Everything in the listing except the pictures should be written out exactly.

Entries taken from a collection
+---+

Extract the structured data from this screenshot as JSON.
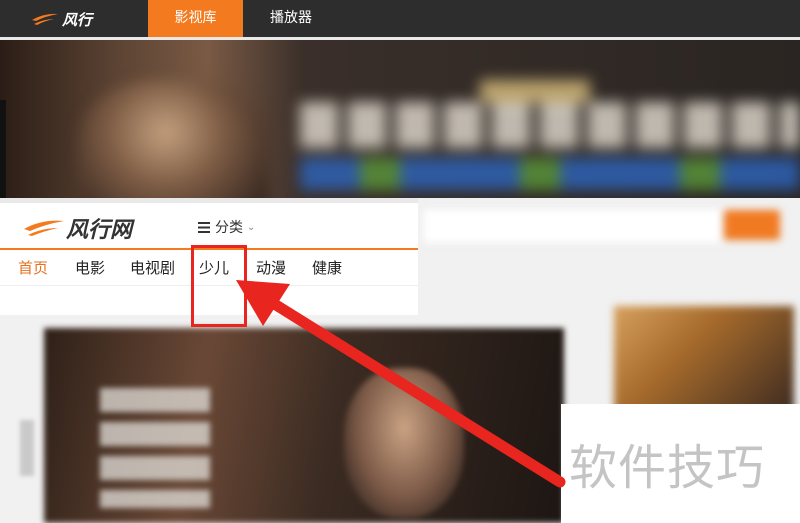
{
  "topbar": {
    "logo_text": "风行",
    "tabs": [
      {
        "label": "影视库",
        "active": true
      },
      {
        "label": "播放器",
        "active": false
      }
    ],
    "accent": "#f47a1f"
  },
  "site": {
    "logo_text": "风行网",
    "category_label": "分类",
    "nav": [
      {
        "label": "首页",
        "active": true
      },
      {
        "label": "电影",
        "active": false
      },
      {
        "label": "电视剧",
        "active": false
      },
      {
        "label": "少儿",
        "active": false
      },
      {
        "label": "动漫",
        "active": false
      },
      {
        "label": "健康",
        "active": false
      }
    ]
  },
  "annotation": {
    "highlight_color": "#e8251e",
    "highlighted_item": "少儿"
  },
  "watermark": {
    "text": "软件技巧"
  }
}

+---+

Result for this exercise
Extract the structured data from this screenshot as JSON.
{
  "topbar": {
    "logo_text": "风行",
    "tabs": [
      {
        "label": "影视库",
        "active": true
      },
      {
        "label": "播放器",
        "active": false
      }
    ],
    "accent": "#f47a1f"
  },
  "site": {
    "logo_text": "风行网",
    "category_label": "分类",
    "nav": [
      {
        "label": "首页",
        "active": true
      },
      {
        "label": "电影",
        "active": false
      },
      {
        "label": "电视剧",
        "active": false
      },
      {
        "label": "少儿",
        "active": false
      },
      {
        "label": "动漫",
        "active": false
      },
      {
        "label": "健康",
        "active": false
      }
    ]
  },
  "annotation": {
    "highlight_color": "#e8251e",
    "highlighted_item": "少儿"
  },
  "watermark": {
    "text": "软件技巧"
  }
}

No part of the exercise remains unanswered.